#### PROBLEM DETAILS:
Repeat, exactly and in full, the lines of the listing below, but without any pictures.

#### DATA SECTION:
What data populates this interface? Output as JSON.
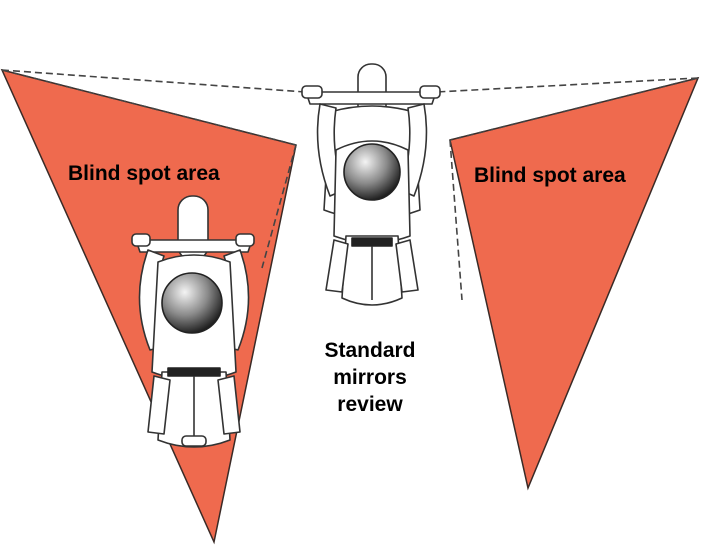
{
  "labels": {
    "left_zone": "Blind spot area",
    "right_zone": "Blind spot area",
    "center_lines": [
      "Standard",
      "mirrors",
      "review"
    ]
  },
  "colors": {
    "blind_spot_fill": "#ef6a4e",
    "blind_spot_stroke": "#3a2a26",
    "motorcycle_line": "#333333",
    "helmet_dark": "#2a2a2a",
    "helmet_light": "#f2f2f2"
  },
  "icons": {
    "rider_front": "motorcycle-rider-topview-icon",
    "rider_blind": "motorcycle-rider-topview-icon"
  }
}
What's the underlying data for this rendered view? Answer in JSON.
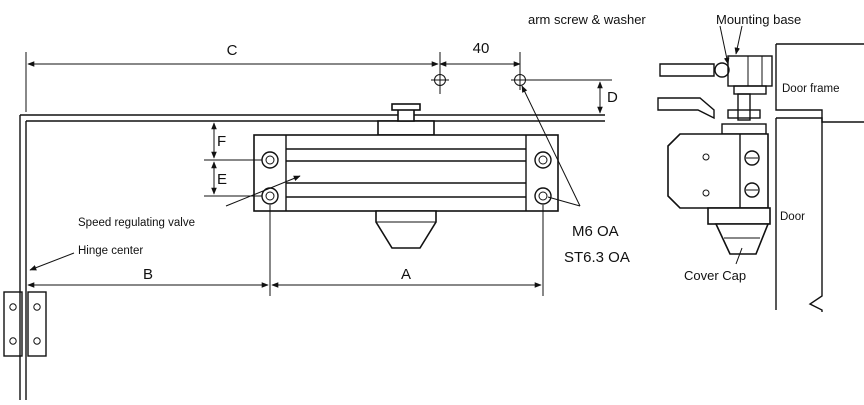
{
  "labels": {
    "dim_c": "C",
    "dim_40": "40",
    "dim_d": "D",
    "dim_f": "F",
    "dim_e": "E",
    "dim_b": "B",
    "dim_a": "A",
    "speed_valve": "Speed regulating valve",
    "hinge_center": "Hinge center",
    "m6": "M6 OA",
    "st63": "ST6.3 OA",
    "arm_screw": "arm screw & washer",
    "mounting_base": "Mounting base",
    "door_frame": "Door frame",
    "door": "Door",
    "cover_cap": "Cover Cap"
  }
}
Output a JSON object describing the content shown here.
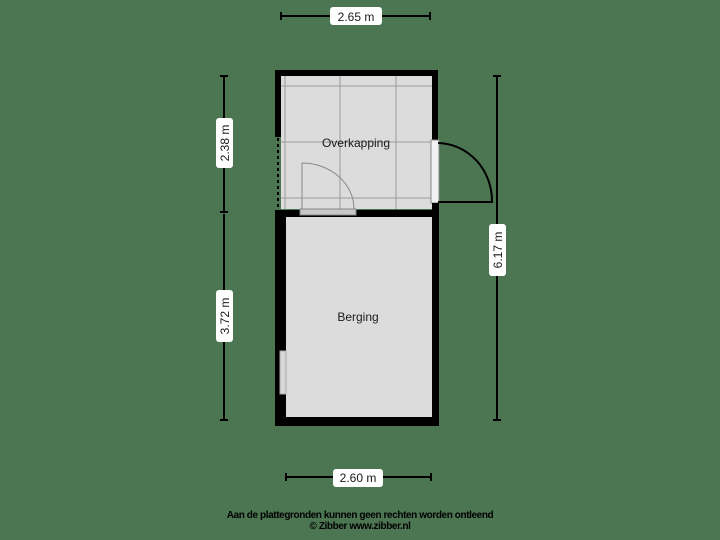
{
  "plan": {
    "rooms": [
      {
        "name": "Overkapping"
      },
      {
        "name": "Berging"
      }
    ],
    "dimensions": {
      "top_width": "2.65 m",
      "bottom_width": "2.60 m",
      "left_upper_height": "2.38 m",
      "left_lower_height": "3.72 m",
      "right_total_height": "6.17 m"
    },
    "colors": {
      "background": "#4c7552",
      "floor": "#dcdcdc",
      "wall": "#000000"
    }
  },
  "footer": {
    "disclaimer": "Aan de plattegronden kunnen geen rechten worden ontleend",
    "copyright": "© Zibber www.zibber.nl"
  }
}
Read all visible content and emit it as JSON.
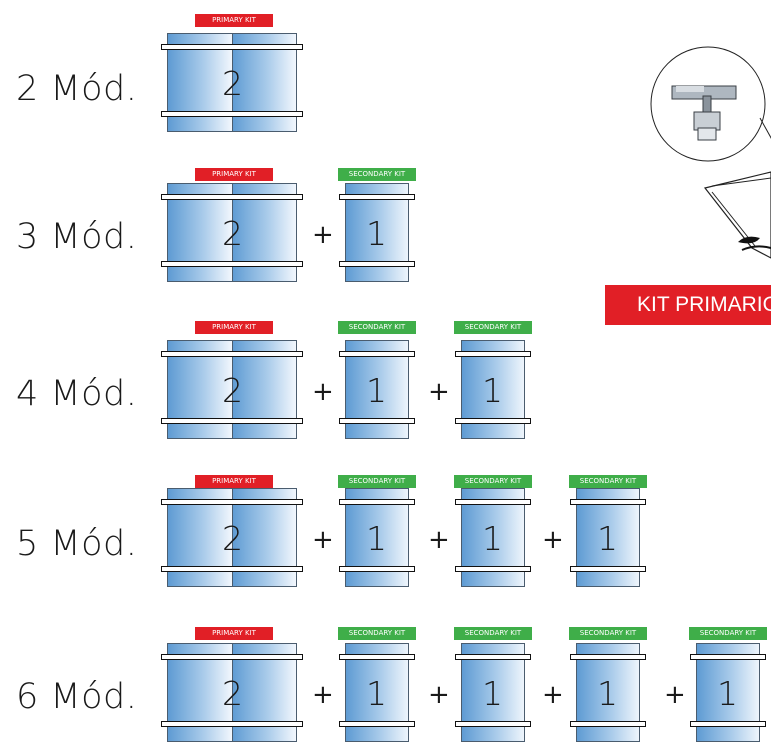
{
  "rows": [
    {
      "label": "2 Mód.",
      "primary_tag": "PRIMARY KIT",
      "primary_count": "2",
      "secondaries": []
    },
    {
      "label": "3 Mód.",
      "primary_tag": "PRIMARY KIT",
      "primary_count": "2",
      "secondaries": [
        {
          "tag": "SECONDARY KIT",
          "count": "1"
        }
      ]
    },
    {
      "label": "4 Mód.",
      "primary_tag": "PRIMARY KIT",
      "primary_count": "2",
      "secondaries": [
        {
          "tag": "SECONDARY KIT",
          "count": "1"
        },
        {
          "tag": "SECONDARY KIT",
          "count": "1"
        }
      ]
    },
    {
      "label": "5 Mód.",
      "primary_tag": "PRIMARY KIT",
      "primary_count": "2",
      "secondaries": [
        {
          "tag": "SECONDARY KIT",
          "count": "1"
        },
        {
          "tag": "SECONDARY KIT",
          "count": "1"
        },
        {
          "tag": "SECONDARY KIT",
          "count": "1"
        }
      ]
    },
    {
      "label": "6 Mód.",
      "primary_tag": "PRIMARY KIT",
      "primary_count": "2",
      "secondaries": [
        {
          "tag": "SECONDARY KIT",
          "count": "1"
        },
        {
          "tag": "SECONDARY KIT",
          "count": "1"
        },
        {
          "tag": "SECONDARY KIT",
          "count": "1"
        },
        {
          "tag": "SECONDARY KIT",
          "count": "1"
        }
      ]
    }
  ],
  "plus_sign": "+",
  "kit_banner": "KIT PRIMARIO",
  "colors": {
    "primary": "#e11f26",
    "secondary": "#3fae49",
    "panel": "#5e9bd3"
  },
  "icons": {
    "clamp_detail": "end-clamp-detail-icon",
    "panel_perspective": "panel-perspective-icon"
  }
}
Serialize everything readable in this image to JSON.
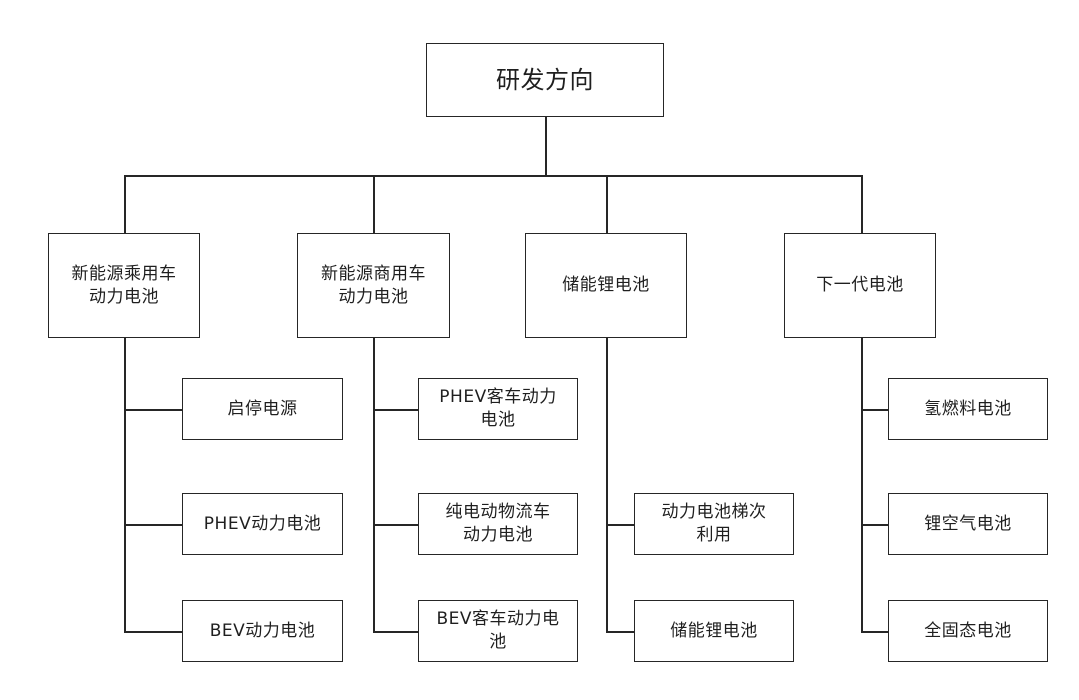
{
  "diagram": {
    "title": "研发方向",
    "root": {
      "label": "研发方向"
    },
    "branches": [
      {
        "id": "branch-new-energy-passenger",
        "label": "新能源乘用车\n动力电池",
        "label_lines": [
          "新能源乘用车",
          "动力电池"
        ],
        "children": [
          {
            "id": "child-start-stop-power",
            "label": "启停电源",
            "label_lines": [
              "启停电源"
            ]
          },
          {
            "id": "child-phev-power-battery",
            "label": "PHEV动力电池",
            "label_lines": [
              "PHEV动力电池"
            ]
          },
          {
            "id": "child-bev-power-battery",
            "label": "BEV动力电池",
            "label_lines": [
              "BEV动力电池"
            ]
          }
        ]
      },
      {
        "id": "branch-new-energy-commercial",
        "label": "新能源商用车\n动力电池",
        "label_lines": [
          "新能源商用车",
          "动力电池"
        ],
        "children": [
          {
            "id": "child-phev-bus-power-battery",
            "label": "PHEV客车动力电池",
            "label_lines": [
              "PHEV客车动力",
              "电池"
            ]
          },
          {
            "id": "child-bev-logistics-power-battery",
            "label": "纯电动物流车动力电池",
            "label_lines": [
              "纯电动物流车",
              "动力电池"
            ]
          },
          {
            "id": "child-bev-bus-power-battery",
            "label": "BEV客车动力电池",
            "label_lines": [
              "BEV客车动力电",
              "池"
            ]
          }
        ]
      },
      {
        "id": "branch-energy-storage-lithium",
        "label": "储能锂电池",
        "label_lines": [
          "储能锂电池"
        ],
        "children": [
          {
            "id": "child-battery-echelon-utilization",
            "label": "动力电池梯次利用",
            "label_lines": [
              "动力电池梯次",
              "利用"
            ]
          },
          {
            "id": "child-energy-storage-lithium-battery",
            "label": "储能锂电池",
            "label_lines": [
              "储能锂电池"
            ]
          }
        ]
      },
      {
        "id": "branch-next-generation",
        "label": "下一代电池",
        "label_lines": [
          "下一代电池"
        ],
        "children": [
          {
            "id": "child-hydrogen-fuel-cell",
            "label": "氢燃料电池",
            "label_lines": [
              "氢燃料电池"
            ]
          },
          {
            "id": "child-lithium-air-battery",
            "label": "锂空气电池",
            "label_lines": [
              "锂空气电池"
            ]
          },
          {
            "id": "child-all-solid-state-battery",
            "label": "全固态电池",
            "label_lines": [
              "全固态电池"
            ]
          }
        ]
      }
    ],
    "colors": {
      "stroke": "#262626",
      "fill": "#ffffff",
      "text": "#1f1f1f",
      "background": "#ffffff"
    }
  }
}
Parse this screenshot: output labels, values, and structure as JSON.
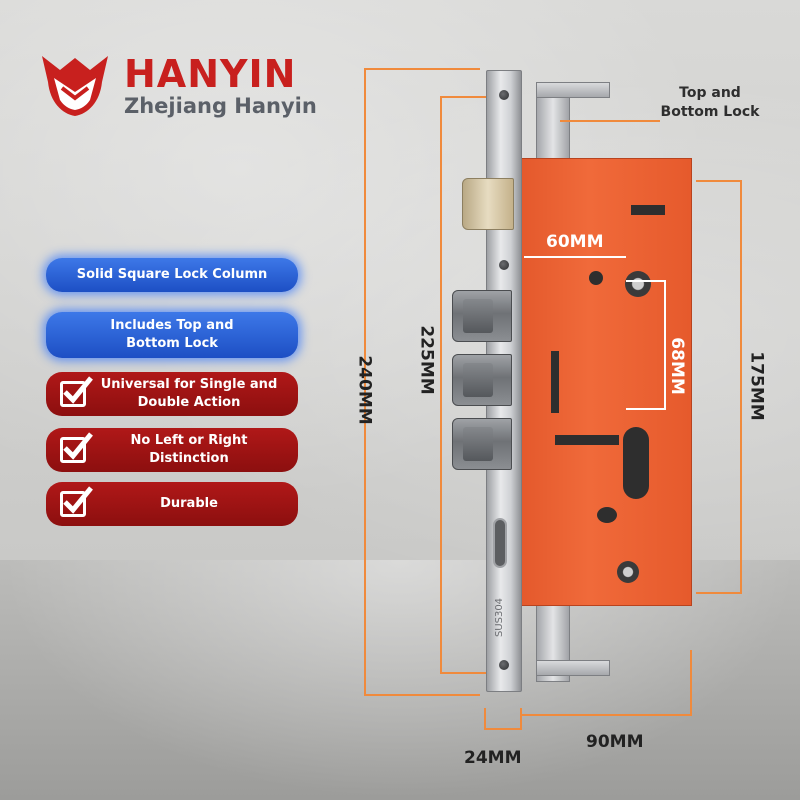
{
  "brand": {
    "name": "HANYIN",
    "subtitle": "Zhejiang Hanyin",
    "color": "#c8201e"
  },
  "features": [
    {
      "label": "Solid Square Lock Column",
      "style": "blue",
      "checked": false
    },
    {
      "label": "Includes Top and Bottom Lock",
      "style": "blue",
      "checked": false
    },
    {
      "label": "Universal for Single and Double Action",
      "style": "red",
      "checked": true
    },
    {
      "label": "No Left or Right Distinction",
      "style": "red",
      "checked": true
    },
    {
      "label": "Durable",
      "style": "red",
      "checked": true
    }
  ],
  "product": {
    "callout": "Top and Bottom Lock",
    "plate_marking": "SUS304",
    "case_color": "#ee6434"
  },
  "dimensions": {
    "total_height": "240MM",
    "inner_height": "225MM",
    "case_height": "175MM",
    "backset": "60MM",
    "center_distance": "68MM",
    "faceplate_width": "24MM",
    "case_width": "90MM",
    "line_color": "#f08a3c"
  }
}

#### EXERCISE OUTPUT:
What data populates this interface? Output as JSON.
{
  "labels": {
    "left_zone": "Blind spot area",
    "right_zone": "Blind spot area",
    "center_lines": [
      "Standard",
      "mirrors",
      "review"
    ]
  },
  "colors": {
    "blind_spot_fill": "#ef6a4e",
    "blind_spot_stroke": "#3a2a26",
    "motorcycle_line": "#333333",
    "helmet_dark": "#2a2a2a",
    "helmet_light": "#f2f2f2"
  },
  "icons": {
    "rider_front": "motorcycle-rider-topview-icon",
    "rider_blind": "motorcycle-rider-topview-icon"
  }
}
What's the underlying data for this rendered view? Answer in JSON.
{
  "labels": {
    "dim_c": "C",
    "dim_40": "40",
    "dim_d": "D",
    "dim_f": "F",
    "dim_e": "E",
    "dim_b": "B",
    "dim_a": "A",
    "speed_valve": "Speed regulating valve",
    "hinge_center": "Hinge center",
    "m6": "M6 OA",
    "st63": "ST6.3 OA",
    "arm_screw": "arm screw & washer",
    "mounting_base": "Mounting base",
    "door_frame": "Door frame",
    "door": "Door",
    "cover_cap": "Cover Cap"
  }
}
Output a JSON object describing the content shown here.
{
  "plan": {
    "rooms": [
      {
        "name": "Overkapping"
      },
      {
        "name": "Berging"
      }
    ],
    "dimensions": {
      "top_width": "2.65 m",
      "bottom_width": "2.60 m",
      "left_upper_height": "2.38 m",
      "left_lower_height": "3.72 m",
      "right_total_height": "6.17 m"
    },
    "colors": {
      "background": "#4c7552",
      "floor": "#dcdcdc",
      "wall": "#000000"
    }
  },
  "footer": {
    "disclaimer": "Aan de plattegronden kunnen geen rechten worden ontleend",
    "copyright": "© Zibber www.zibber.nl"
  }
}
Read all visible content and emit it as JSON.
{
  "rows": [
    {
      "label": "2 Mód.",
      "primary_tag": "PRIMARY KIT",
      "primary_count": "2",
      "secondaries": []
    },
    {
      "label": "3 Mód.",
      "primary_tag": "PRIMARY KIT",
      "primary_count": "2",
      "secondaries": [
        {
          "tag": "SECONDARY KIT",
          "count": "1"
        }
      ]
    },
    {
      "label": "4 Mód.",
      "primary_tag": "PRIMARY KIT",
      "primary_count": "2",
      "secondaries": [
        {
          "tag": "SECONDARY KIT",
          "count": "1"
        },
        {
          "tag": "SECONDARY KIT",
          "count": "1"
        }
      ]
    },
    {
      "label": "5 Mód.",
      "primary_tag": "PRIMARY KIT",
      "primary_count": "2",
      "secondaries": [
        {
          "tag": "SECONDARY KIT",
          "count": "1"
        },
        {
          "tag": "SECONDARY KIT",
          "count": "1"
        },
        {
          "tag": "SECONDARY KIT",
          "count": "1"
        }
      ]
    },
    {
      "label": "6 Mód.",
      "primary_tag": "PRIMARY KIT",
      "primary_count": "2",
      "secondaries": [
        {
          "tag": "SECONDARY KIT",
          "count": "1"
        },
        {
          "tag": "SECONDARY KIT",
          "count": "1"
        },
        {
          "tag": "SECONDARY KIT",
          "count": "1"
        },
        {
          "tag": "SECONDARY KIT",
          "count": "1"
        }
      ]
    }
  ],
  "plus_sign": "+",
  "kit_banner": "KIT PRIMARIO",
  "colors": {
    "primary": "#e11f26",
    "secondary": "#3fae49",
    "panel": "#5e9bd3"
  },
  "icons": {
    "clamp_detail": "end-clamp-detail-icon",
    "panel_perspective": "panel-perspective-icon"
  }
}
Serialize everything readable in this image to JSON.
{
  "diagram": {
    "title": "研发方向",
    "root": {
      "label": "研发方向"
    },
    "branches": [
      {
        "id": "branch-new-energy-passenger",
        "label": "新能源乘用车\n动力电池",
        "label_lines": [
          "新能源乘用车",
          "动力电池"
        ],
        "children": [
          {
            "id": "child-start-stop-power",
            "label": "启停电源",
            "label_lines": [
              "启停电源"
            ]
          },
          {
            "id": "child-phev-power-battery",
            "label": "PHEV动力电池",
            "label_lines": [
              "PHEV动力电池"
            ]
          },
          {
            "id": "child-bev-power-battery",
            "label": "BEV动力电池",
            "label_lines": [
              "BEV动力电池"
            ]
          }
        ]
      },
      {
        "id": "branch-new-energy-commercial",
        "label": "新能源商用车\n动力电池",
        "label_lines": [
          "新能源商用车",
          "动力电池"
        ],
        "children": [
          {
            "id": "child-phev-bus-power-battery",
            "label": "PHEV客车动力电池",
            "label_lines": [
              "PHEV客车动力",
              "电池"
            ]
          },
          {
            "id": "child-bev-logistics-power-battery",
            "label": "纯电动物流车动力电池",
            "label_lines": [
              "纯电动物流车",
              "动力电池"
            ]
          },
          {
            "id": "child-bev-bus-power-battery",
            "label": "BEV客车动力电池",
            "label_lines": [
              "BEV客车动力电",
              "池"
            ]
          }
        ]
      },
      {
        "id": "branch-energy-storage-lithium",
        "label": "储能锂电池",
        "label_lines": [
          "储能锂电池"
        ],
        "children": [
          {
            "id": "child-battery-echelon-utilization",
            "label": "动力电池梯次利用",
            "label_lines": [
              "动力电池梯次",
              "利用"
            ]
          },
          {
            "id": "child-energy-storage-lithium-battery",
            "label": "储能锂电池",
            "label_lines": [
              "储能锂电池"
            ]
          }
        ]
      },
      {
        "id": "branch-next-generation",
        "label": "下一代电池",
        "label_lines": [
          "下一代电池"
        ],
        "children": [
          {
            "id": "child-hydrogen-fuel-cell",
            "label": "氢燃料电池",
            "label_lines": [
              "氢燃料电池"
            ]
          },
          {
            "id": "child-lithium-air-battery",
            "label": "锂空气电池",
            "label_lines": [
              "锂空气电池"
            ]
          },
          {
            "id": "child-all-solid-state-battery",
            "label": "全固态电池",
            "label_lines": [
              "全固态电池"
            ]
          }
        ]
      }
    ],
    "colors": {
      "stroke": "#262626",
      "fill": "#ffffff",
      "text": "#1f1f1f",
      "background": "#ffffff"
    }
  }
}
Parse this screenshot: output labels, values, and structure as JSON.
{
  "brand": {
    "name": "HANYIN",
    "subtitle": "Zhejiang Hanyin",
    "color": "#c8201e"
  },
  "features": [
    {
      "label": "Solid Square Lock Column",
      "style": "blue",
      "checked": false
    },
    {
      "label": "Includes Top and Bottom Lock",
      "style": "blue",
      "checked": false
    },
    {
      "label": "Universal for Single and Double Action",
      "style": "red",
      "checked": true
    },
    {
      "label": "No Left or Right Distinction",
      "style": "red",
      "checked": true
    },
    {
      "label": "Durable",
      "style": "red",
      "checked": true
    }
  ],
  "product": {
    "callout": "Top and Bottom Lock",
    "plate_marking": "SUS304",
    "case_color": "#ee6434"
  },
  "dimensions": {
    "total_height": "240MM",
    "inner_height": "225MM",
    "case_height": "175MM",
    "backset": "60MM",
    "center_distance": "68MM",
    "faceplate_width": "24MM",
    "case_width": "90MM",
    "line_color": "#f08a3c"
  }
}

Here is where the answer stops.